- _DOCUMENT EXCERPT_:
++++++++++
Friday, November 15, 2013

FRIDAY. NOVEMBER 15. 2013

***TECHNIQUE***CONSISTENCY***INTENSITY***



1) STRETCH:

2) WARM UP:

**SKILL WORK**
MUSCLE UPS 
HSPU

3) W.O.D
FOR TIME:
1 MUSCLE UP (MU)
1 DEFICIT HANDSTAND PUSH UP (HSPU)
2 MUSCLE UP
2 DEFICIT HSPU
3 MUSCLE UP
3 DEFICIT HSPU
4 MUSCLE UP
4 DEFICIT HSPU
5 MUSCLE UP
5 DEFICIT HSPU
... AND SO ON UNTIL 10 MU / 10 DEFICIT HSPU.
*POST TOTAL TIME TO COMPLETE. THERE IS A 20 MINUTE CAP ON THIS WOD, IF YOUR NOT DONE IN 20 MINS YOUR DONE, NOTE WHERE YOU LEFT OFF.
++++++++++
- _STUDY QUESTIONS_:
a. Summarize the November 15, 2013 workout in two sentences.
b. Continue the November 15, 2013 workout post from its last line, keeping its format.

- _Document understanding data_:
++++++++++
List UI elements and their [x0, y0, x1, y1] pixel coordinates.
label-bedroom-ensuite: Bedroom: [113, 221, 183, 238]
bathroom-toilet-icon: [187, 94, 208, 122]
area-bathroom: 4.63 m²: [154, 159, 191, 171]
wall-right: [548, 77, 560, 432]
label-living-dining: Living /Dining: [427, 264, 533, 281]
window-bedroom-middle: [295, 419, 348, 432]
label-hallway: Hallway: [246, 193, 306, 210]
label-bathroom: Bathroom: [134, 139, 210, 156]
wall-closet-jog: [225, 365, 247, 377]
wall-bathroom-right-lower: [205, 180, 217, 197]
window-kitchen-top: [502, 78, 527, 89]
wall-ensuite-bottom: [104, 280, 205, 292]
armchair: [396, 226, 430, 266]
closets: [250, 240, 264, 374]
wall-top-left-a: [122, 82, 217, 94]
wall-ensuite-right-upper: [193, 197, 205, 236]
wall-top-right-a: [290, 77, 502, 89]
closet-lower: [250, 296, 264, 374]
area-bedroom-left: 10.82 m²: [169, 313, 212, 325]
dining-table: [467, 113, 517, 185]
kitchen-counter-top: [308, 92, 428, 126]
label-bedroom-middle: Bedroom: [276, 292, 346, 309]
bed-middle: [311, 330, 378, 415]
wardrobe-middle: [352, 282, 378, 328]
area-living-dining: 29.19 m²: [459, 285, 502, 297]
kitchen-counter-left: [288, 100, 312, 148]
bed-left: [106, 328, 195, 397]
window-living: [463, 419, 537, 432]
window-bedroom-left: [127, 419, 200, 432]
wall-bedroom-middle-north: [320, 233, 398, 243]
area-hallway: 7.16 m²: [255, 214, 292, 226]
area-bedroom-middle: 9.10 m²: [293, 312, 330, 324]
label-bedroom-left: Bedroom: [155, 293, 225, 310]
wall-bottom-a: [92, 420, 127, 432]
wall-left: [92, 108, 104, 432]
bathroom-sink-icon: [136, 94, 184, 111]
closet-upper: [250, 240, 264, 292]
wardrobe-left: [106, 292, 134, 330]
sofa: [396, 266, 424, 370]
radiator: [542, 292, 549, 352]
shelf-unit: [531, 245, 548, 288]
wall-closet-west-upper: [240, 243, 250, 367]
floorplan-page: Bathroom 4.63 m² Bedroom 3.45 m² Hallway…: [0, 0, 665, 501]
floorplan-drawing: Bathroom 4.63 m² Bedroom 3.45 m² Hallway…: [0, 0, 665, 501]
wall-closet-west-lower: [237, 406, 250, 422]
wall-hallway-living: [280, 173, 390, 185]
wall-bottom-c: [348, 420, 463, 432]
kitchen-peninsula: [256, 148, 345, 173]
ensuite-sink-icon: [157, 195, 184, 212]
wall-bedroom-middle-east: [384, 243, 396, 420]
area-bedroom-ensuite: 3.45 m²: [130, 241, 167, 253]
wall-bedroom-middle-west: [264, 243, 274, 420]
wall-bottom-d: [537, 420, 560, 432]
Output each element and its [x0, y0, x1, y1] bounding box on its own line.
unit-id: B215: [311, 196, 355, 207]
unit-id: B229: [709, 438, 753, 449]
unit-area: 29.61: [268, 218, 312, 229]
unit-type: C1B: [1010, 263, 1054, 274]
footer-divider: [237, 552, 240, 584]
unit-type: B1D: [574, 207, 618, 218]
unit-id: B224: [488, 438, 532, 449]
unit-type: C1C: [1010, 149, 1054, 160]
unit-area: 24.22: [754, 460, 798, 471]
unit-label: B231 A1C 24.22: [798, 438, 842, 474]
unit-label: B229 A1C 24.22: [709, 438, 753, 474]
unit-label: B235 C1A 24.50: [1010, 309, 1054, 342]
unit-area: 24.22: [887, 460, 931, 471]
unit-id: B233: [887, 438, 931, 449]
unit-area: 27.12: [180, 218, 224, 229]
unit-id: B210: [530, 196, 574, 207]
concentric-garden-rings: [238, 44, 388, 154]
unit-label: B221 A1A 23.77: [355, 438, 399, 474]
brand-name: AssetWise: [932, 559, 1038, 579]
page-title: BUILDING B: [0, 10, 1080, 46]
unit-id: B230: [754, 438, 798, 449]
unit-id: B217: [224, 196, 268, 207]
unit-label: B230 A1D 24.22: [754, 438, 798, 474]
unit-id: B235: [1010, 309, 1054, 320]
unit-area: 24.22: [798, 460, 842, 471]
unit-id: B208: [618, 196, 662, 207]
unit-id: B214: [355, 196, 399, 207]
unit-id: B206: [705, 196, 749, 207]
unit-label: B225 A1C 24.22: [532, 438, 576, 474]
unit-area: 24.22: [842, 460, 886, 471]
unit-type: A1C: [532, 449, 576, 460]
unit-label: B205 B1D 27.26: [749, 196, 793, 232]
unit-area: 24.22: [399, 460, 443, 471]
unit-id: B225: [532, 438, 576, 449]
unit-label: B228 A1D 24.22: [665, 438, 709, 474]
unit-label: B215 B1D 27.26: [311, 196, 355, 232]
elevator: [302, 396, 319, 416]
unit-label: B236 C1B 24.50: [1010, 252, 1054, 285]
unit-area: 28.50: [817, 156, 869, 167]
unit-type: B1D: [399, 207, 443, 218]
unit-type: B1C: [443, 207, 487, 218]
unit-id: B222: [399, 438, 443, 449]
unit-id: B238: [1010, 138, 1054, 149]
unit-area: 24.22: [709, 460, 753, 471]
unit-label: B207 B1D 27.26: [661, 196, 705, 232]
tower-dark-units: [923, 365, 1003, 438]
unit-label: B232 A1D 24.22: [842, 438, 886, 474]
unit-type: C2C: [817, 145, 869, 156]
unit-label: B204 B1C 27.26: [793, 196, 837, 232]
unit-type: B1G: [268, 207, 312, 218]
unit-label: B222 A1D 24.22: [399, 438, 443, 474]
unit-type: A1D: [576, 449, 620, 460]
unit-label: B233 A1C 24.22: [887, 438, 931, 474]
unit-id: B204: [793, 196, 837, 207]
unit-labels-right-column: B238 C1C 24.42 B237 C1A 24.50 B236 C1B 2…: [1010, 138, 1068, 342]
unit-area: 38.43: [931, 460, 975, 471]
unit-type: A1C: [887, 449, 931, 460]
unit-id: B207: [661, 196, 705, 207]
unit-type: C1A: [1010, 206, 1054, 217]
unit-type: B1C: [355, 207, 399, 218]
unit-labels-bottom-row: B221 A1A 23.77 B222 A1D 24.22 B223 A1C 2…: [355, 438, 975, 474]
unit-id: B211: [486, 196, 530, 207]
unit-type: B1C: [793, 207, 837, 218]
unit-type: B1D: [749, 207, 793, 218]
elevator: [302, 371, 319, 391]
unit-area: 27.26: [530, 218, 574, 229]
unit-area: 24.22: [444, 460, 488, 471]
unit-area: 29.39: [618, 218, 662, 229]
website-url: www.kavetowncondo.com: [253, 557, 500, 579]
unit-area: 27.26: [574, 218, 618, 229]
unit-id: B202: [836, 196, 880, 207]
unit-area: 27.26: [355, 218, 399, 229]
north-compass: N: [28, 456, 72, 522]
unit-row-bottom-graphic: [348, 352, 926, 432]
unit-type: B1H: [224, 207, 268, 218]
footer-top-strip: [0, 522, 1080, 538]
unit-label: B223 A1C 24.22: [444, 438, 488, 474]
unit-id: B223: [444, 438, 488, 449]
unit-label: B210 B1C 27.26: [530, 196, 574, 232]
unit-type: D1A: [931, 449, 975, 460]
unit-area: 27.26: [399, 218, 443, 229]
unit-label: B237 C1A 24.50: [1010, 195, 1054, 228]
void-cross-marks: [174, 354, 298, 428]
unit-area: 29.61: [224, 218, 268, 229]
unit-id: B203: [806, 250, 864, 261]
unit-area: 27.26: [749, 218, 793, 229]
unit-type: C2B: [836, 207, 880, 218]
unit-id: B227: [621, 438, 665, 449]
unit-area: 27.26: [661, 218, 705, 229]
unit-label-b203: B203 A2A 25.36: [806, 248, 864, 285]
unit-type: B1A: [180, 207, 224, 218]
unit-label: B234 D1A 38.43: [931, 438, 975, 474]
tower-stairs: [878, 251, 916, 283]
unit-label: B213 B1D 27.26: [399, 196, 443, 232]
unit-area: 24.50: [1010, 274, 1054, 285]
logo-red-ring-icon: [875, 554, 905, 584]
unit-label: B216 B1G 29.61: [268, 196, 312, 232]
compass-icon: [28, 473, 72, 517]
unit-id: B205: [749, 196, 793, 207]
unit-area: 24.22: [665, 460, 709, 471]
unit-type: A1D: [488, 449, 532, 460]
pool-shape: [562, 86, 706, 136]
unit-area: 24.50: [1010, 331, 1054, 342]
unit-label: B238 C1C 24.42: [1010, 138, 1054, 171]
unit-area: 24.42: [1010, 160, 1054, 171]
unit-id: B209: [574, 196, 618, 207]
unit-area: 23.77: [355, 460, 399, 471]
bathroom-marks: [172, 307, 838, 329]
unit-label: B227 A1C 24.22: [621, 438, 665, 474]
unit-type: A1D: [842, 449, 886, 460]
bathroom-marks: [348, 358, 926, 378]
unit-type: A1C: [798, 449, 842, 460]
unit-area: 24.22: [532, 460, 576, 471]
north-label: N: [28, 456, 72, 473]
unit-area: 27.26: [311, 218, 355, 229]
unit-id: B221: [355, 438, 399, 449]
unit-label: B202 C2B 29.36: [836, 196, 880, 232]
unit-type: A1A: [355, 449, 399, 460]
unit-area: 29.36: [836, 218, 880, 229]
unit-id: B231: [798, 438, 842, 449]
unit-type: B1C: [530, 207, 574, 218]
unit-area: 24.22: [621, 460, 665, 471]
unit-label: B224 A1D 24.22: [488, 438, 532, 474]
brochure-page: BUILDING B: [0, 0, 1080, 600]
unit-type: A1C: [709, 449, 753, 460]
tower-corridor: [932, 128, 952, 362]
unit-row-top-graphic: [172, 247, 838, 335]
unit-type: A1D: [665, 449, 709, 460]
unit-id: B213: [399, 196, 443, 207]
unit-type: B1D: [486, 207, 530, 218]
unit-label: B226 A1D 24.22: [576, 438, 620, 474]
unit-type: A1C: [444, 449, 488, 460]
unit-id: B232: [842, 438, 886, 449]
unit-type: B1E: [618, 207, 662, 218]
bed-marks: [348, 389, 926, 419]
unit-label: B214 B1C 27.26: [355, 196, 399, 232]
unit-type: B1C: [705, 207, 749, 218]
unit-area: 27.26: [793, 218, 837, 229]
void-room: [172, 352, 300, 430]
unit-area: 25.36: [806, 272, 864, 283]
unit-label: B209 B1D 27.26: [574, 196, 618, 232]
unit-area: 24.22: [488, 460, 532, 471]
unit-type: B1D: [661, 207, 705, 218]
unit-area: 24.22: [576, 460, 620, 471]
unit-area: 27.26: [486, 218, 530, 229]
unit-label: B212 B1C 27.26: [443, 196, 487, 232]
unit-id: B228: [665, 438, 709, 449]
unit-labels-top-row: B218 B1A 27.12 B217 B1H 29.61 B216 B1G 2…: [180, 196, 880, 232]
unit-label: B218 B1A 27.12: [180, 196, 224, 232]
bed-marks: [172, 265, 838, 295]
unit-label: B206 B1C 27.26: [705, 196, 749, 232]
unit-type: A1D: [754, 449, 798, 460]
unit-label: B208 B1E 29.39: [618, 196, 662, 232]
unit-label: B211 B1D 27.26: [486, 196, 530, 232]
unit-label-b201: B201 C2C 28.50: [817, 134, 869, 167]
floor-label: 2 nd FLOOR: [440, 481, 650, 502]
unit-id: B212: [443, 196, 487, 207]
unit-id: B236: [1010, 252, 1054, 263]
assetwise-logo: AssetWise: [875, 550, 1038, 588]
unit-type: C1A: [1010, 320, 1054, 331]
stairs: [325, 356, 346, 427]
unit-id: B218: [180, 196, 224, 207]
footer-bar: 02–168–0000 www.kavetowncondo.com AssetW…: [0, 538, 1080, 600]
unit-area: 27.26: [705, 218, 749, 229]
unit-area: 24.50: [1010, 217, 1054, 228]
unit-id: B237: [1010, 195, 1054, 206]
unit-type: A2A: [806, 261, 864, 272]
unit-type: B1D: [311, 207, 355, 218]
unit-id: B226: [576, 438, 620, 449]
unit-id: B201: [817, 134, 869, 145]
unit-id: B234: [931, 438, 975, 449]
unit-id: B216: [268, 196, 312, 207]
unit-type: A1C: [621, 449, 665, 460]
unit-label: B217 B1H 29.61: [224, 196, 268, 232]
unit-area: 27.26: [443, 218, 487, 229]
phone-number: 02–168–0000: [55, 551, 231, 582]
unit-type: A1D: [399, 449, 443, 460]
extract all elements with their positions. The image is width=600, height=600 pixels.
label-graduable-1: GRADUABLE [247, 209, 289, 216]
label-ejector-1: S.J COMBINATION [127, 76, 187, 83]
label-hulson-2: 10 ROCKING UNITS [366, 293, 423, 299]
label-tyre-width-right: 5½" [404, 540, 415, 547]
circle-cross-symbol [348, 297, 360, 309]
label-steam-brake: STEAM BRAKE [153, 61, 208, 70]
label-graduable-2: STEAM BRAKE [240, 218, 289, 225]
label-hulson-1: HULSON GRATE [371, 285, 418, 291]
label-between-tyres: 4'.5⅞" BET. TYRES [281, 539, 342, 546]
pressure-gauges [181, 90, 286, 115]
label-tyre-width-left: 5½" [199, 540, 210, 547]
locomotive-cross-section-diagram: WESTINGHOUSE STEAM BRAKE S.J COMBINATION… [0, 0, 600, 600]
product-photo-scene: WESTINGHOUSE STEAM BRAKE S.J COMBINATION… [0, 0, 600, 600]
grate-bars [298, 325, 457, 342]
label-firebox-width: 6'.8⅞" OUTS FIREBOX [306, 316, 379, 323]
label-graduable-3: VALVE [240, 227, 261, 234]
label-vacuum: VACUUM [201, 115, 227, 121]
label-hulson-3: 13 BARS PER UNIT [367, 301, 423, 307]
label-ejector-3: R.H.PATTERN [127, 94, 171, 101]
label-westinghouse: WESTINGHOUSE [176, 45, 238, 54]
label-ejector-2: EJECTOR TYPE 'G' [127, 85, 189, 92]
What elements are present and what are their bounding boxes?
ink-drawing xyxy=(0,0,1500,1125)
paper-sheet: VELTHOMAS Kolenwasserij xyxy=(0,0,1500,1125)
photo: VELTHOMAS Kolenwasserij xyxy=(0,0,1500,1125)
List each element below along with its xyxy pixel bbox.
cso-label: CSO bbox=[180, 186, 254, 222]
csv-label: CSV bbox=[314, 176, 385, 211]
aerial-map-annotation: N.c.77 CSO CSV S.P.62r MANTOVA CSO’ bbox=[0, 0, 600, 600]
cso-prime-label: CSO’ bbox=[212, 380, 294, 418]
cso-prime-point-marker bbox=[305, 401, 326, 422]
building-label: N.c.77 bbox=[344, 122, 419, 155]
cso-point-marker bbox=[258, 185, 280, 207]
++++++++++
- _EXPECTED RESULTS_:
a. The November 15, 2013 workout lists a stretch, a warm-up, and skill work on muscle-ups and handstand push-ups, followed by a WOD done for time. The WOD alternates muscle-ups with deficit handstand push-ups in ladders rising from 1 to 10 reps each, with a 20-minute cap: post your total time, or note where you left off if the cap is reached.

b.
**RAMP WOD**
RAMP WOD IS 3 DAYS A WEEK. SEE MON / TUES / WEDS FOR WODS



- WHAT TYPE OF FUEL YOU BURNING IN THAT TANK - NUTRITION CENTRAL -
YOU MUST BALANCE YOUR MACRO-NUTRIENTS (PROTEIN-CARBS-FAT) AT EACH MEAL. OUR BODIES ARE JUST LIKE HORMONAL TEETER TOTTERS AND FOOD IS WHAT EFFECTS THE UPS AND DOWNS OF THAT INTERNAL TEETER TOTTER. THE TRICK IS TO KEEP IT BALANCED. IF YOU CONSISTANTLY EAT YOUR PROTEINS, CARBS AND FATS TOGETHER, YOU WILL LIVE LIFE MORE PHYSICALLY AND EMOTIONALLY BALANCED. AS AN ADDED BENEFIT, AS A CROSSFITTER, EATING IN THIS MANNER WILL ALLOW YOU TO PERFORM AT THE HIGHEST LEVEL POSSIBLE.